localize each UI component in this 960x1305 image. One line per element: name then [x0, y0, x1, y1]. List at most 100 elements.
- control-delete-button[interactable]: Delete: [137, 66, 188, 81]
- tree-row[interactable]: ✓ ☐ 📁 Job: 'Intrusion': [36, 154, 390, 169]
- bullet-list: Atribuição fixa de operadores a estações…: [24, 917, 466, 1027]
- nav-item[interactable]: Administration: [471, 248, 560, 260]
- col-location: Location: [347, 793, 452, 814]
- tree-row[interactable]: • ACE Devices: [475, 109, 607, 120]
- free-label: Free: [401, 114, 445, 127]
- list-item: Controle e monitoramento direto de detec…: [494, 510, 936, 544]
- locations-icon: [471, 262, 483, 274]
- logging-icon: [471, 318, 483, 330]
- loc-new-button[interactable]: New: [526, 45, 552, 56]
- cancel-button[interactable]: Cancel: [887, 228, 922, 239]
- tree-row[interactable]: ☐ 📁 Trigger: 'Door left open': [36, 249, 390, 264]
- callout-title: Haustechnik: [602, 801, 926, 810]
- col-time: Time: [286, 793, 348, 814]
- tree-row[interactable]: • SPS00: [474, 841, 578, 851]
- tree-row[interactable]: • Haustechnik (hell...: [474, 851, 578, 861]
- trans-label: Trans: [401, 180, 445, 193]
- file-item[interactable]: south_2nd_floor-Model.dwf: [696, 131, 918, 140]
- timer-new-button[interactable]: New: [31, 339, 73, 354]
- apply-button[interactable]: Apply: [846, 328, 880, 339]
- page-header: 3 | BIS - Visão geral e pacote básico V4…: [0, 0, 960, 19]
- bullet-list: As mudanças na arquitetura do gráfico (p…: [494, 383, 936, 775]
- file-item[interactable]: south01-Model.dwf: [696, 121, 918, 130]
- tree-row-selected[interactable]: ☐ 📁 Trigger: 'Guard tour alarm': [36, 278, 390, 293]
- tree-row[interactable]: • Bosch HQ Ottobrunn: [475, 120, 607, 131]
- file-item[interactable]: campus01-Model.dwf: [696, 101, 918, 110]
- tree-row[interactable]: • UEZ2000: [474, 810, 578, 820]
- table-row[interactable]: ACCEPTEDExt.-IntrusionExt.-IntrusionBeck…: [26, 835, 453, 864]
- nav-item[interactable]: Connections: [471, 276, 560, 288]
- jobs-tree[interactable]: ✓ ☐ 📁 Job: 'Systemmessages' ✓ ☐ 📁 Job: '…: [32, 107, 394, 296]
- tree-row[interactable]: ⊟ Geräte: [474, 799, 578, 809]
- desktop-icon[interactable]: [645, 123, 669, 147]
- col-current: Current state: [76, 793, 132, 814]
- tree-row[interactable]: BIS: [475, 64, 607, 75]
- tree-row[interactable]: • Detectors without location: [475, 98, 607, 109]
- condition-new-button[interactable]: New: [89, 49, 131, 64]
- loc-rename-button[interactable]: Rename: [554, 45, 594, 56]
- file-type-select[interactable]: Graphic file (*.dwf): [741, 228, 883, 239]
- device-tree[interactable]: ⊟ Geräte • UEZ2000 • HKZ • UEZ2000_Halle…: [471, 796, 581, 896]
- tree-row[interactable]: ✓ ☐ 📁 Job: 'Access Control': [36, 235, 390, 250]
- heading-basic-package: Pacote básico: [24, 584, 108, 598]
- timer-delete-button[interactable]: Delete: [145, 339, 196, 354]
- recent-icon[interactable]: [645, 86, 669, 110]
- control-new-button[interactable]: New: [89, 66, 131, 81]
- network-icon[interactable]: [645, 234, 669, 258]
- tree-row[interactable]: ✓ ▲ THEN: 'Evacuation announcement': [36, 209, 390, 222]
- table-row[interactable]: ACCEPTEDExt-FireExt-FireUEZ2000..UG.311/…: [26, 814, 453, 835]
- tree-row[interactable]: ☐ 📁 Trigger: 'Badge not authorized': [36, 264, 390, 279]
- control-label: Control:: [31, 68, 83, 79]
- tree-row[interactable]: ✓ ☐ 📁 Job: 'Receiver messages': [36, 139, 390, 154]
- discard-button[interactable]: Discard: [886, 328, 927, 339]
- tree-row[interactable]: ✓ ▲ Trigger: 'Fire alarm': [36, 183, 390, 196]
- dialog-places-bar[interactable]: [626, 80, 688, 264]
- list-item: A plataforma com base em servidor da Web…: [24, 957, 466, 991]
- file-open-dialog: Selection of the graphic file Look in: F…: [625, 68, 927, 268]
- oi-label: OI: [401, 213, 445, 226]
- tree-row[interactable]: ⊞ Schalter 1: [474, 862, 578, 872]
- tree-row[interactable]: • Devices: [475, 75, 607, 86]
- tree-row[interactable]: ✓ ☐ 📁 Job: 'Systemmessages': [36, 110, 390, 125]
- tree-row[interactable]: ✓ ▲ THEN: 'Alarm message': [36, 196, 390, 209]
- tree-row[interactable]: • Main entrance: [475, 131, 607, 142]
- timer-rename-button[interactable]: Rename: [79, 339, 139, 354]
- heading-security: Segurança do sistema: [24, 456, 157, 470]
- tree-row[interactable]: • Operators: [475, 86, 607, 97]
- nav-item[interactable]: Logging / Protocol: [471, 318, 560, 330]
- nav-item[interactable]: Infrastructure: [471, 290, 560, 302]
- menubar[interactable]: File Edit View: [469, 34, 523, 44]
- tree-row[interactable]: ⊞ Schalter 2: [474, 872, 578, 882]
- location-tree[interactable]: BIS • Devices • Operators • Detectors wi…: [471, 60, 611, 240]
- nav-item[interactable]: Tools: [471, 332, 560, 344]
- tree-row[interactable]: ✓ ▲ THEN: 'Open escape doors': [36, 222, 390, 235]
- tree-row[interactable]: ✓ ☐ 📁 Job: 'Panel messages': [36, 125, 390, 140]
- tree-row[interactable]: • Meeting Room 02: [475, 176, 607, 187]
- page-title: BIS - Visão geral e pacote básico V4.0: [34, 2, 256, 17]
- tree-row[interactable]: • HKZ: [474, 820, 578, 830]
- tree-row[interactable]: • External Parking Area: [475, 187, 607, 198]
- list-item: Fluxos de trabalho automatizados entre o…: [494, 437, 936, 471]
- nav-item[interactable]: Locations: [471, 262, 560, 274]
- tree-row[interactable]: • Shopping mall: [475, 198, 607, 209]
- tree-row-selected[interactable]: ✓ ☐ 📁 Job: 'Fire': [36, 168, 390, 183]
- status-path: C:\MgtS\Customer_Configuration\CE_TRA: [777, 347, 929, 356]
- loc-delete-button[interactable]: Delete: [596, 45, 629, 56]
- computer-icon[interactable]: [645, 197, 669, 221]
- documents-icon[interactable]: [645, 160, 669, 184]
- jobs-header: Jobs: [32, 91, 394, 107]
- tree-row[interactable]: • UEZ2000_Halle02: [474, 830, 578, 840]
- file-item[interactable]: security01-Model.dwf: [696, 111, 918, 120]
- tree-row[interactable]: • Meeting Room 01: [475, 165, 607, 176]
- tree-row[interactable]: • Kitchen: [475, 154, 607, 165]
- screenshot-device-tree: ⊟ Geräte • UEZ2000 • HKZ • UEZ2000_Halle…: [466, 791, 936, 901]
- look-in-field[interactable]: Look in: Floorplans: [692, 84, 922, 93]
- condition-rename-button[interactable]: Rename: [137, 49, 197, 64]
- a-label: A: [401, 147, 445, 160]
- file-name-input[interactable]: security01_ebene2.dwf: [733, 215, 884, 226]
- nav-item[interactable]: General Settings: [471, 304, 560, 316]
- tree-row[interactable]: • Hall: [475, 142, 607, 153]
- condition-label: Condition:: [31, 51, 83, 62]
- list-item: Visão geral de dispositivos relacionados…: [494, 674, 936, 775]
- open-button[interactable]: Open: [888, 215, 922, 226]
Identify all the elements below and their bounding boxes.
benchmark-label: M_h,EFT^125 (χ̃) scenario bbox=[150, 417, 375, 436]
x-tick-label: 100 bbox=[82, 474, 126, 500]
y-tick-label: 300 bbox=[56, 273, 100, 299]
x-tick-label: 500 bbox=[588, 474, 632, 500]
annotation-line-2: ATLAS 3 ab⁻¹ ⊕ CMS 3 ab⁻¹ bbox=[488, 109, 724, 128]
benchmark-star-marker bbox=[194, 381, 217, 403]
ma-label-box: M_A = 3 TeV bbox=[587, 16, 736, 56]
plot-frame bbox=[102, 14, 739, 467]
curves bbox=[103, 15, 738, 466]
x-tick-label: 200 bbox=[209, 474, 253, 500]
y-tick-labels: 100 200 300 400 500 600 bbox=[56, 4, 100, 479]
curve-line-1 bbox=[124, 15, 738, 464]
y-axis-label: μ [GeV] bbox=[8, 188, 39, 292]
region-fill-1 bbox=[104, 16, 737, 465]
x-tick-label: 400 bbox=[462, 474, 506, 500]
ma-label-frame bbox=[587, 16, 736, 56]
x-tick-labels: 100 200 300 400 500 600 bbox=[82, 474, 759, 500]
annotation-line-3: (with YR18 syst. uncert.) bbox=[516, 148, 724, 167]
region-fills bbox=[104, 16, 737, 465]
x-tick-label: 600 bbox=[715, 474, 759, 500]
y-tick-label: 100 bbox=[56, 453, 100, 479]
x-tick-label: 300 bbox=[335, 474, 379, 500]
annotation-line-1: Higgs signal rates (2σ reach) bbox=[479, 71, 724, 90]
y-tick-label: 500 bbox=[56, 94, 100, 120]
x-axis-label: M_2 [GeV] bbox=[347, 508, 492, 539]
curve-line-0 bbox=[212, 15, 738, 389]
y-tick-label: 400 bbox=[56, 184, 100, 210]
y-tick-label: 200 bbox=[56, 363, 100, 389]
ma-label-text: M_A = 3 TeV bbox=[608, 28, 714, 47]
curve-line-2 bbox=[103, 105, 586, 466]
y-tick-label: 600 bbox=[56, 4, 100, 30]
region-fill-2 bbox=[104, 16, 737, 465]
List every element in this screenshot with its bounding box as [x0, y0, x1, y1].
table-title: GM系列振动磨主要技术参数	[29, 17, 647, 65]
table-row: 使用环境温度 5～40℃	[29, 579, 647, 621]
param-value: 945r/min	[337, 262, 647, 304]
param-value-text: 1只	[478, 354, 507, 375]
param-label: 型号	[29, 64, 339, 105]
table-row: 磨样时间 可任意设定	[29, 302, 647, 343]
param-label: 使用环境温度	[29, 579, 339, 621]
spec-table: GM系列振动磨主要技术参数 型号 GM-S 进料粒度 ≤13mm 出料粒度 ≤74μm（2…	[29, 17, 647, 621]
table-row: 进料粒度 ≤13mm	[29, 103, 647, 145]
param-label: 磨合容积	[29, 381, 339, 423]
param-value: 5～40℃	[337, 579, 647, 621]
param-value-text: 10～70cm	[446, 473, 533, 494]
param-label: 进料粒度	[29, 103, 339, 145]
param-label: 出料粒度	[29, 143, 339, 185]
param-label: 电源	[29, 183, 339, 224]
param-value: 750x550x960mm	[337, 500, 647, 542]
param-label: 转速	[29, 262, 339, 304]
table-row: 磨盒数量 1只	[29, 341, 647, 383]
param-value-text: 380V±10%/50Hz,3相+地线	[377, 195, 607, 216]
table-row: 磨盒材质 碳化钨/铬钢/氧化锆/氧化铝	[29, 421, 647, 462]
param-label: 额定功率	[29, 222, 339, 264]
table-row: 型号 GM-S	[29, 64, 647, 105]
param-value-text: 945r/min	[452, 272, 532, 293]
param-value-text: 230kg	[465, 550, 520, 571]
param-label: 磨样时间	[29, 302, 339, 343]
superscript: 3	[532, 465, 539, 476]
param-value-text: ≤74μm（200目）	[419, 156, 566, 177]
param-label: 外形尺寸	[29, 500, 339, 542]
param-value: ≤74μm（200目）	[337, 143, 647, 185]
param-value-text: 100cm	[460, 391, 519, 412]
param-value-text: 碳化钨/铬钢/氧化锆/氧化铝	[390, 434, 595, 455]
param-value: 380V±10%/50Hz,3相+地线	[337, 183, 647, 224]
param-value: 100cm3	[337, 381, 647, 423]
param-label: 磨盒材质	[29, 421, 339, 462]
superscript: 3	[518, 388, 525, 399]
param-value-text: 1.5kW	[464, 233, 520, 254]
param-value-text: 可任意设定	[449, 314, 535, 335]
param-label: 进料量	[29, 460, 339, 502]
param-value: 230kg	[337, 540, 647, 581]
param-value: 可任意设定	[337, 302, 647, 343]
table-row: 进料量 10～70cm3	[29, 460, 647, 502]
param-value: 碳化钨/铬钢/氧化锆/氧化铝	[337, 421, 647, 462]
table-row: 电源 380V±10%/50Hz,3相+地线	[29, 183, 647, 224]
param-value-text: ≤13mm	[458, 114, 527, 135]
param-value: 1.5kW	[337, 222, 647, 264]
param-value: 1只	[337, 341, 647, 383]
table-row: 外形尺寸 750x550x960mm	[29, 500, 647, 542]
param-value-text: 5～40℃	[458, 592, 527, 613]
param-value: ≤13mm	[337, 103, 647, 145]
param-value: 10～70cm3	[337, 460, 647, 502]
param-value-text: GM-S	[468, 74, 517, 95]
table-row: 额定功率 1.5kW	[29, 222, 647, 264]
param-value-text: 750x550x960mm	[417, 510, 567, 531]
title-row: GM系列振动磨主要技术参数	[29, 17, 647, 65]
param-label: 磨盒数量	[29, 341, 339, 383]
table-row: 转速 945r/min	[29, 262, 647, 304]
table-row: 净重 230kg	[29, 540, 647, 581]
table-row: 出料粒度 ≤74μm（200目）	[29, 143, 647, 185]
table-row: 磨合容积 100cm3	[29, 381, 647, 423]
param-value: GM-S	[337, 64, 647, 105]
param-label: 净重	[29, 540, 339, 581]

EXERCISE REQUIREMENTS => Copy the records word for word, from the first line up to and including the line that contains "- col-location: Location: [347, 793, 452, 814]".

EXERCISE ANSWER =>
localize each UI component in this 960x1305 image. One line per element: name then [x0, y0, x1, y1]. List at most 100 elements.
- control-delete-button[interactable]: Delete: [137, 66, 188, 81]
- tree-row[interactable]: ✓ ☐ 📁 Job: 'Intrusion': [36, 154, 390, 169]
- bullet-list: Atribuição fixa de operadores a estações…: [24, 917, 466, 1027]
- nav-item[interactable]: Administration: [471, 248, 560, 260]
- col-location: Location: [347, 793, 452, 814]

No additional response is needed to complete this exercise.